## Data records

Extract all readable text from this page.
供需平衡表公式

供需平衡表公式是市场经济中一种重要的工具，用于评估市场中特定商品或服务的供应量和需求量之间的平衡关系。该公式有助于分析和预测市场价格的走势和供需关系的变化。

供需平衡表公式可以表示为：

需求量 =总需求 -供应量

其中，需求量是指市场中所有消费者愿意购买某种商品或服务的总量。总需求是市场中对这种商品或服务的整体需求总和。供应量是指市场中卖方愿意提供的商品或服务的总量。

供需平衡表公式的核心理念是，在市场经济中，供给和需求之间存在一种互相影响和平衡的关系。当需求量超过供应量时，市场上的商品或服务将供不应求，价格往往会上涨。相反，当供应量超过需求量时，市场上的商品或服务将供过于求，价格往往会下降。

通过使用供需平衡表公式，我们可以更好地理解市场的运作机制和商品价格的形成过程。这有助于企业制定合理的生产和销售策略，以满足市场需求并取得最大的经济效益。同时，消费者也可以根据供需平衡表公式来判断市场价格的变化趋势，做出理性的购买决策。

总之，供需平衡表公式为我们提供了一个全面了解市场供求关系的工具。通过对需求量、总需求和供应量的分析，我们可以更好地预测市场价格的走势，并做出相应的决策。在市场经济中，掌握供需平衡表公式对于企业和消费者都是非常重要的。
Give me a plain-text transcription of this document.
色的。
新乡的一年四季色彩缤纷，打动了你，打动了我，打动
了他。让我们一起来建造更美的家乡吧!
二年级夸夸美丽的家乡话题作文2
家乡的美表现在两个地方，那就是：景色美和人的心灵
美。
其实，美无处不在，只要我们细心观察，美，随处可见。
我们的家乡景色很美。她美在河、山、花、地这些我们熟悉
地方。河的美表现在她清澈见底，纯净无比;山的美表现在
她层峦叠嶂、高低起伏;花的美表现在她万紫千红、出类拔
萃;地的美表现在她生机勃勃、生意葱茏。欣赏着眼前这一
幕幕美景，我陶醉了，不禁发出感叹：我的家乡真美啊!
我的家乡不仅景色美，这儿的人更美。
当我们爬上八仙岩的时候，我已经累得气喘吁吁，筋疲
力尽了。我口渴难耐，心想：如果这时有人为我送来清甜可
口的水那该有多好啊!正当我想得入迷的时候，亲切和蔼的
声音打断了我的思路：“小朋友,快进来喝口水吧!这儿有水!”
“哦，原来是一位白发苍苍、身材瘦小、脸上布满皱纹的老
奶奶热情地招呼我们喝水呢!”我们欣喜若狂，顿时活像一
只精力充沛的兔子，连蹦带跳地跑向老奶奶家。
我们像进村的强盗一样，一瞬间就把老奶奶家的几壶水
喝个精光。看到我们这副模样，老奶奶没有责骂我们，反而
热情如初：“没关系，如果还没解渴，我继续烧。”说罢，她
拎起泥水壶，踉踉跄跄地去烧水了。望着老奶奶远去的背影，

## Work to do
Going through the entries above line by line, work out how many lines include the word "this". Only the number is required.

## Reply
2